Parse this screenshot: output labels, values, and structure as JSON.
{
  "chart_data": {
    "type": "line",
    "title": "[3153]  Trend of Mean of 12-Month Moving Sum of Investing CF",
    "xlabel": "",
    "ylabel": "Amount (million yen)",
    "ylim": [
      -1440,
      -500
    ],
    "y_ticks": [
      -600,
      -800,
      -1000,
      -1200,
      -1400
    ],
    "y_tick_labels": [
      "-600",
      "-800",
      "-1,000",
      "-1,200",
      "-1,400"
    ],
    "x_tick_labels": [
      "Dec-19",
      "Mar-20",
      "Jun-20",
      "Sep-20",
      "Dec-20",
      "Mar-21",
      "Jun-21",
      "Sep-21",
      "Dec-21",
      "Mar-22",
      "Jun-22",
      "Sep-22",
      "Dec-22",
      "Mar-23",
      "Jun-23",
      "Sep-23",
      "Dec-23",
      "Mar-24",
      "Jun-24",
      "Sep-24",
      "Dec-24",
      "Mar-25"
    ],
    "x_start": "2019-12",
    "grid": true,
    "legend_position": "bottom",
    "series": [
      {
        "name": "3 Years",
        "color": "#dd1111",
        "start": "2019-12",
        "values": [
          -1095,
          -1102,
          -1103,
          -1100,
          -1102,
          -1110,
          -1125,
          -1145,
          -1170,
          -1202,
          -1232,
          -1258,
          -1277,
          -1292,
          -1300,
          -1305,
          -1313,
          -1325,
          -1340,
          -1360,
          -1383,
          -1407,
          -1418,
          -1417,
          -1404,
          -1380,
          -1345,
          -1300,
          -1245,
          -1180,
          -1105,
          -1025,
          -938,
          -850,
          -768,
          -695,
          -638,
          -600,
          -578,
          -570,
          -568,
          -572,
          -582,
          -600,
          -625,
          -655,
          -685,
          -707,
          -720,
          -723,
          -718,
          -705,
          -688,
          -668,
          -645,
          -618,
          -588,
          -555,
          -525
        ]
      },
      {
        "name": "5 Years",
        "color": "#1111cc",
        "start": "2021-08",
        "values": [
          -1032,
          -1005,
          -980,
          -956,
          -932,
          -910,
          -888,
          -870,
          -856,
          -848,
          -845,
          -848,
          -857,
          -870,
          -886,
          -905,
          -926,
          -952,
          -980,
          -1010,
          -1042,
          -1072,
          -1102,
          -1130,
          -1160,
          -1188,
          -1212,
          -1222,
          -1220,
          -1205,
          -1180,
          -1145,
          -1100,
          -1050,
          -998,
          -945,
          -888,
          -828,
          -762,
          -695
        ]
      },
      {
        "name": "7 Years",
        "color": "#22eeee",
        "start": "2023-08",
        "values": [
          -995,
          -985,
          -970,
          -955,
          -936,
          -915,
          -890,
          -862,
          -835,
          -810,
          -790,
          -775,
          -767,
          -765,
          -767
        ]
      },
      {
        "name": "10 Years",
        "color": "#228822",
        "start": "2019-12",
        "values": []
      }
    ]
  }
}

Problem details: From the entries above, copy every line containing the word "Years".

Output:
        "name": "3 Years",
        "name": "5 Years",
        "name": "7 Years",
        "name": "10 Years",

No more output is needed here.